-- Your goal --
Using the records below, count the lines with "heading" in them. Give the number only.

○ ○ ○ ○

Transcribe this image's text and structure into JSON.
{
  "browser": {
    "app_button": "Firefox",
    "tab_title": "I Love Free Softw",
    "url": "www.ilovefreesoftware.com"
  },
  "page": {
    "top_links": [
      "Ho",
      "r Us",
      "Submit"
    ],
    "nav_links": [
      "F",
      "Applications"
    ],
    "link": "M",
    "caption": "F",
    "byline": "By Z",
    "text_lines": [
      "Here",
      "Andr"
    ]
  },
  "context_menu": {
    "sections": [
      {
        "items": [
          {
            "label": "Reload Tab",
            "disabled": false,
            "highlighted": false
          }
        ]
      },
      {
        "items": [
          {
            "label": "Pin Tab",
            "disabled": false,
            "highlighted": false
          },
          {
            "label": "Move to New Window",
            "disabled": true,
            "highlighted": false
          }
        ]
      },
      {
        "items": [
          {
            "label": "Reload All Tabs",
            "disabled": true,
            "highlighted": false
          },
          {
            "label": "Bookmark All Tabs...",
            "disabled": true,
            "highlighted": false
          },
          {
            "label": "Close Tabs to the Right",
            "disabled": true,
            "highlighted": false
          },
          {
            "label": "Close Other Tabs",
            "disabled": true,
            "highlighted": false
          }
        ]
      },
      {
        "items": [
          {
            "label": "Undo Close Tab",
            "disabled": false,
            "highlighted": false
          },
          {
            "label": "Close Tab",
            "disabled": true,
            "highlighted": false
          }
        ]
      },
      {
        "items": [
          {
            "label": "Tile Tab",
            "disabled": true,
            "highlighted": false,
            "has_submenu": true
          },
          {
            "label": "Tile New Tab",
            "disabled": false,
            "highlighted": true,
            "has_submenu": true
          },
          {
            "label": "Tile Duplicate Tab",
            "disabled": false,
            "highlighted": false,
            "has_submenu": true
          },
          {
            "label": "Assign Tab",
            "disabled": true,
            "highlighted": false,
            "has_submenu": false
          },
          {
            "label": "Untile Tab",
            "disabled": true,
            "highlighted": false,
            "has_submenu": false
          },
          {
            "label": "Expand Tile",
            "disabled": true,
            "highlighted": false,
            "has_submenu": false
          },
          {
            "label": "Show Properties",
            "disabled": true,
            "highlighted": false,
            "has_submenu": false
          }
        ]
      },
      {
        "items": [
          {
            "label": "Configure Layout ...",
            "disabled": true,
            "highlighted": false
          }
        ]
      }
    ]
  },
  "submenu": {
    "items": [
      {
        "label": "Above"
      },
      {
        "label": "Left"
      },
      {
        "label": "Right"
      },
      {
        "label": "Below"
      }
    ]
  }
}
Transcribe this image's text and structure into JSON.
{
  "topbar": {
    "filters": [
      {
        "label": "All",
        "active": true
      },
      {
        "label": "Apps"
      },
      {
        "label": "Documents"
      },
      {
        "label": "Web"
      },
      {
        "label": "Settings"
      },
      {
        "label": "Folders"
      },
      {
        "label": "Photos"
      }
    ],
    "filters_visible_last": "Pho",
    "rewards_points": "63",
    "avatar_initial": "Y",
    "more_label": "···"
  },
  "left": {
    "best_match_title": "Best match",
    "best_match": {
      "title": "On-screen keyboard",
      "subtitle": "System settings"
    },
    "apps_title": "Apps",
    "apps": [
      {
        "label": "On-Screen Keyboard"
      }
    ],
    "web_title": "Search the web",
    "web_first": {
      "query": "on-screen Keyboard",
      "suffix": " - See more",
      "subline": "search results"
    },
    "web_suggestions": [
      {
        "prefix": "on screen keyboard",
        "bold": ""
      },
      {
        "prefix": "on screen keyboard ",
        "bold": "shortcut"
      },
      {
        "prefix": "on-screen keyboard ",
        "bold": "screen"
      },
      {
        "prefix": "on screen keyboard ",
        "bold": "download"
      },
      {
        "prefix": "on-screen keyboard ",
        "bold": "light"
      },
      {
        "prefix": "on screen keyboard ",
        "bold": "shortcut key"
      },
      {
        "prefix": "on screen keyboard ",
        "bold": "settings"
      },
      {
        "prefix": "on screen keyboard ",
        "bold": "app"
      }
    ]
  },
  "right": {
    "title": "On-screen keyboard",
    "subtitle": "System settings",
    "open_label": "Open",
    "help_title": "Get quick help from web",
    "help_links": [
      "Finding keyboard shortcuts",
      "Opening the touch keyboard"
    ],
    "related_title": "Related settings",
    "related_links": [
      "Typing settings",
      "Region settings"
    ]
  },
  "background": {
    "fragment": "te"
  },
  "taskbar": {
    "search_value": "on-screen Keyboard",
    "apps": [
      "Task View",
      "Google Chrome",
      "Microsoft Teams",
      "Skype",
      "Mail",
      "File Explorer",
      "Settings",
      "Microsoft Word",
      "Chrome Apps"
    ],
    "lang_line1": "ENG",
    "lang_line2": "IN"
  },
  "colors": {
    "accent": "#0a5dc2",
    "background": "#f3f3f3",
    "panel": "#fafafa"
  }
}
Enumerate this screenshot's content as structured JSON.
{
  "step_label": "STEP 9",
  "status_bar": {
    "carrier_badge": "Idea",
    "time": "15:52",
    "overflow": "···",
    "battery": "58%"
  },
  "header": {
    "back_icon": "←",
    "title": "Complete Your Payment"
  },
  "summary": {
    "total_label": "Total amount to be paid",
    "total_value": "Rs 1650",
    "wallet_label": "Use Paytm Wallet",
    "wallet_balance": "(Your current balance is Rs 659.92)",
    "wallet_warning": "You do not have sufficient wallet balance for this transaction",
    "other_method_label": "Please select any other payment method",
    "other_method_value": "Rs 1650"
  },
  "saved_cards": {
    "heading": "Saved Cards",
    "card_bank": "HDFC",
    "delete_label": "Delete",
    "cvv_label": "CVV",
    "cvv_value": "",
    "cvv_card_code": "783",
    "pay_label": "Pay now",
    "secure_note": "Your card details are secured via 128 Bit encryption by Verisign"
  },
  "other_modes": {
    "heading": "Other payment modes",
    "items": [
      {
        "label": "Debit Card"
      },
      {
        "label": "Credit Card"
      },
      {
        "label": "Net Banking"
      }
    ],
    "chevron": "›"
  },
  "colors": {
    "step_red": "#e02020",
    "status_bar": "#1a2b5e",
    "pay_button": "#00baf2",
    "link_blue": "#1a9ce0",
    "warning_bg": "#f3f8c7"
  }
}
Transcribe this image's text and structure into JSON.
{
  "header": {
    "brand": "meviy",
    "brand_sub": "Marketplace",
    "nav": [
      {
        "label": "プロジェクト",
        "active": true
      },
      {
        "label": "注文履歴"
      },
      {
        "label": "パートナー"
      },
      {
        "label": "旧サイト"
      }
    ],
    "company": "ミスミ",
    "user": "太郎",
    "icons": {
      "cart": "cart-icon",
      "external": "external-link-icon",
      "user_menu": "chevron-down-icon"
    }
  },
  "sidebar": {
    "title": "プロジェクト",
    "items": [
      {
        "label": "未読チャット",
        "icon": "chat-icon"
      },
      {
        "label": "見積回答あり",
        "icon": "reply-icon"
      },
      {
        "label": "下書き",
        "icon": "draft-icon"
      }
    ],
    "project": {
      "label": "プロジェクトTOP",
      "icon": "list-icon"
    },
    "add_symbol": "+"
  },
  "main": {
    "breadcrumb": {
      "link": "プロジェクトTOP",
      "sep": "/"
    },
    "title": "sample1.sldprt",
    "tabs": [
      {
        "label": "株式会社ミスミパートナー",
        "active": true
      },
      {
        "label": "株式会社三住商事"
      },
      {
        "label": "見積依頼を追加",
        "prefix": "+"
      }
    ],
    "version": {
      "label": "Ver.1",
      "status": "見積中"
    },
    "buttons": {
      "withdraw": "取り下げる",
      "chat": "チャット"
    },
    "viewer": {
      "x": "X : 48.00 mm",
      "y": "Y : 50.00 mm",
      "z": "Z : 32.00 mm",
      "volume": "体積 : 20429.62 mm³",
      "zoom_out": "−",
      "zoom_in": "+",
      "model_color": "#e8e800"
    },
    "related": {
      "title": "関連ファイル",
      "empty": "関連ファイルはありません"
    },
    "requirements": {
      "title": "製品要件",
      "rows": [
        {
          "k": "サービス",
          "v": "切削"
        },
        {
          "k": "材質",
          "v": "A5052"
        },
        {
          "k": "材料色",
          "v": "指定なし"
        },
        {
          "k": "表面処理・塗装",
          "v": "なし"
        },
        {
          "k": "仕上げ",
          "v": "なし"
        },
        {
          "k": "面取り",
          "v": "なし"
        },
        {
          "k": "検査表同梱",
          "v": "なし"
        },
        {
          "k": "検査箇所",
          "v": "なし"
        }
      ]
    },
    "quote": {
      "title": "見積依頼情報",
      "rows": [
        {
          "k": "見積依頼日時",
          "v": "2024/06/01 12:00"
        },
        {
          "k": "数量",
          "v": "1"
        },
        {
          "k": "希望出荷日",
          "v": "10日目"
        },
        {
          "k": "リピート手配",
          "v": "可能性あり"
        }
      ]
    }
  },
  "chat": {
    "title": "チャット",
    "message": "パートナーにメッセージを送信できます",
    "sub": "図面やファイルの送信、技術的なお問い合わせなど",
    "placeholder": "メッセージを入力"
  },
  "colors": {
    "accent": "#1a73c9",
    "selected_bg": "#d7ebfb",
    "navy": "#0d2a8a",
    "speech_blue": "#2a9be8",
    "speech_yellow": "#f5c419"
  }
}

○ ○ ○ ○

-- Correct answer --
2